Problem statement — Repeat every line of the listing below exactly, minus the pictures.
** begin Data to process **
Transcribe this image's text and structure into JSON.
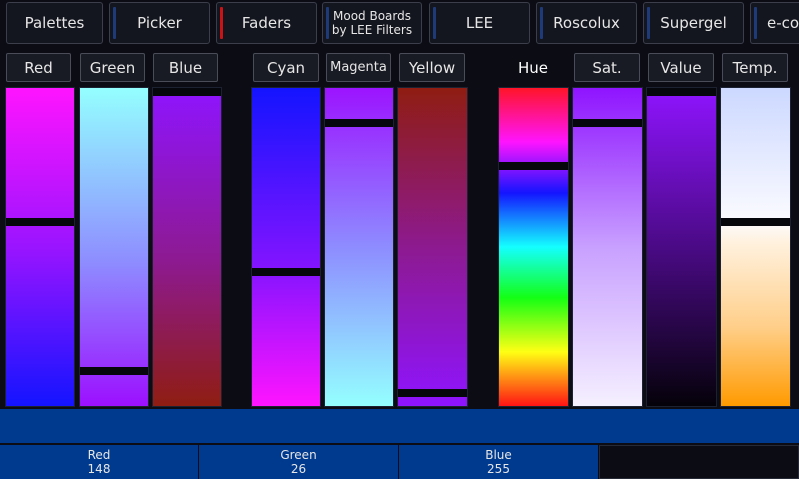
{
  "tabs": {
    "palettes": "Palettes",
    "picker": "Picker",
    "faders": "Faders",
    "mood_boards_line1": "Mood Boards",
    "mood_boards_line2": "by LEE Filters",
    "lee": "LEE",
    "roscolux": "Roscolux",
    "supergel": "Supergel",
    "ecolour": "e-co"
  },
  "tab_colors": {
    "active_stripe": "#c81414",
    "inactive_stripe": "#1f3a78"
  },
  "channels": {
    "red": "Red",
    "green": "Green",
    "blue": "Blue",
    "cyan": "Cyan",
    "magenta": "Magenta",
    "yellow": "Yellow",
    "hue": "Hue",
    "sat": "Sat.",
    "value": "Value",
    "temp": "Temp."
  },
  "fader_levels": {
    "red": 0.58,
    "green": 0.1,
    "blue": 1.0,
    "cyan": 0.42,
    "magenta": 0.9,
    "yellow": 0.03,
    "hue": 0.76,
    "sat": 0.9,
    "value": 1.0,
    "temp": 0.58
  },
  "readouts": [
    {
      "label": "Red",
      "value": "148"
    },
    {
      "label": "Green",
      "value": "26"
    },
    {
      "label": "Blue",
      "value": "255"
    }
  ],
  "current_color": "#003a8e"
}
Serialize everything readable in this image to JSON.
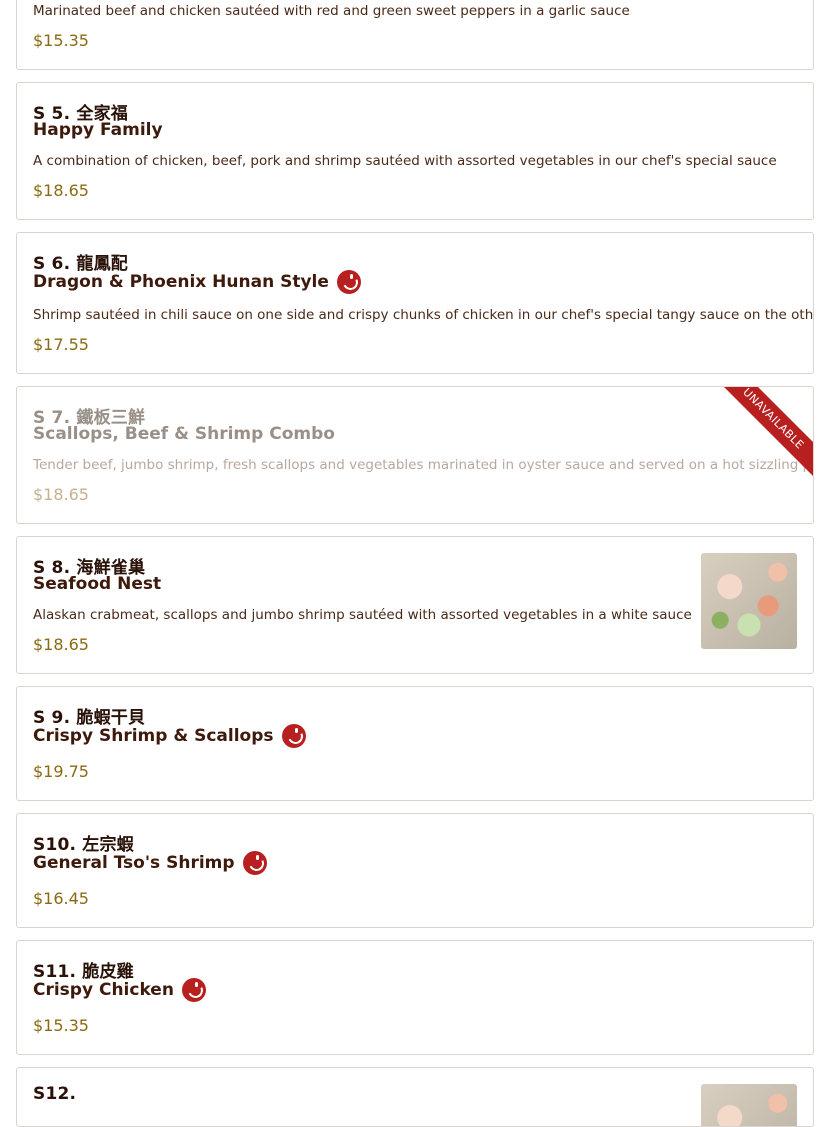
{
  "items": [
    {
      "code": "",
      "name": "",
      "desc": "Marinated beef and chicken sautéed with red and green sweet peppers in a garlic sauce",
      "price": "$15.35"
    },
    {
      "code": "S 5. 全家福",
      "name": "Happy Family",
      "desc": "A combination of chicken, beef, pork and shrimp sautéed with assorted vegetables in our chef's special sauce",
      "price": "$18.65"
    },
    {
      "code": "S 6. 龍鳳配",
      "name": "Dragon & Phoenix Hunan Style",
      "spicy": true,
      "desc": "Shrimp sautéed in chili sauce on one side and crispy chunks of chicken in our chef's special tangy sauce on the other side",
      "price": "$17.55"
    },
    {
      "code": "S 7. 鐵板三鮮",
      "name": "Scallops, Beef & Shrimp Combo",
      "desc": "Tender beef, jumbo shrimp, fresh scallops and vegetables marinated in oyster sauce and served on a hot sizzling platter",
      "price": "$18.65",
      "unavailable_label": "UNAVAILABLE"
    },
    {
      "code": "S 8. 海鮮雀巢",
      "name": "Seafood Nest",
      "desc": "Alaskan crabmeat, scallops and jumbo shrimp sautéed with assorted vegetables in a white sauce",
      "price": "$18.65",
      "has_image": true
    },
    {
      "code": "S 9. 脆蝦干貝",
      "name": "Crispy Shrimp & Scallops",
      "spicy": true,
      "price": "$19.75"
    },
    {
      "code": "S10. 左宗蝦",
      "name": "General Tso's Shrimp",
      "spicy": true,
      "price": "$16.45"
    },
    {
      "code": "S11. 脆皮雞",
      "name": "Crispy Chicken",
      "spicy": true,
      "price": "$15.35"
    },
    {
      "code": "S12.",
      "name": ""
    }
  ],
  "colors": {
    "spicy_badge": "#b82020",
    "price": "#8a6a12",
    "border": "#d9d4cf"
  },
  "icons": {
    "spicy": "chili-pepper-icon"
  }
}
** end Data to process **
Output below —
Transcribe this image's text and structure into JSON.
{
  "tabs": {
    "palettes": "Palettes",
    "picker": "Picker",
    "faders": "Faders",
    "mood_boards_line1": "Mood Boards",
    "mood_boards_line2": "by LEE Filters",
    "lee": "LEE",
    "roscolux": "Roscolux",
    "supergel": "Supergel",
    "ecolour": "e-co"
  },
  "tab_colors": {
    "active_stripe": "#c81414",
    "inactive_stripe": "#1f3a78"
  },
  "channels": {
    "red": "Red",
    "green": "Green",
    "blue": "Blue",
    "cyan": "Cyan",
    "magenta": "Magenta",
    "yellow": "Yellow",
    "hue": "Hue",
    "sat": "Sat.",
    "value": "Value",
    "temp": "Temp."
  },
  "fader_levels": {
    "red": 0.58,
    "green": 0.1,
    "blue": 1.0,
    "cyan": 0.42,
    "magenta": 0.9,
    "yellow": 0.03,
    "hue": 0.76,
    "sat": 0.9,
    "value": 1.0,
    "temp": 0.58
  },
  "readouts": [
    {
      "label": "Red",
      "value": "148"
    },
    {
      "label": "Green",
      "value": "26"
    },
    {
      "label": "Blue",
      "value": "255"
    }
  ],
  "current_color": "#003a8e"
}
Serialize everything readable in this image to JSON.
{
  "items": [
    {
      "code": "",
      "name": "",
      "desc": "Marinated beef and chicken sautéed with red and green sweet peppers in a garlic sauce",
      "price": "$15.35"
    },
    {
      "code": "S 5. 全家福",
      "name": "Happy Family",
      "desc": "A combination of chicken, beef, pork and shrimp sautéed with assorted vegetables in our chef's special sauce",
      "price": "$18.65"
    },
    {
      "code": "S 6. 龍鳳配",
      "name": "Dragon & Phoenix Hunan Style",
      "spicy": true,
      "desc": "Shrimp sautéed in chili sauce on one side and crispy chunks of chicken in our chef's special tangy sauce on the other side",
      "price": "$17.55"
    },
    {
      "code": "S 7. 鐵板三鮮",
      "name": "Scallops, Beef & Shrimp Combo",
      "desc": "Tender beef, jumbo shrimp, fresh scallops and vegetables marinated in oyster sauce and served on a hot sizzling platter",
      "price": "$18.65",
      "unavailable_label": "UNAVAILABLE"
    },
    {
      "code": "S 8. 海鮮雀巢",
      "name": "Seafood Nest",
      "desc": "Alaskan crabmeat, scallops and jumbo shrimp sautéed with assorted vegetables in a white sauce",
      "price": "$18.65",
      "has_image": true
    },
    {
      "code": "S 9. 脆蝦干貝",
      "name": "Crispy Shrimp & Scallops",
      "spicy": true,
      "price": "$19.75"
    },
    {
      "code": "S10. 左宗蝦",
      "name": "General Tso's Shrimp",
      "spicy": true,
      "price": "$16.45"
    },
    {
      "code": "S11. 脆皮雞",
      "name": "Crispy Chicken",
      "spicy": true,
      "price": "$15.35"
    },
    {
      "code": "S12.",
      "name": ""
    }
  ],
  "colors": {
    "spicy_badge": "#b82020",
    "price": "#8a6a12",
    "border": "#d9d4cf"
  },
  "icons": {
    "spicy": "chili-pepper-icon"
  }
}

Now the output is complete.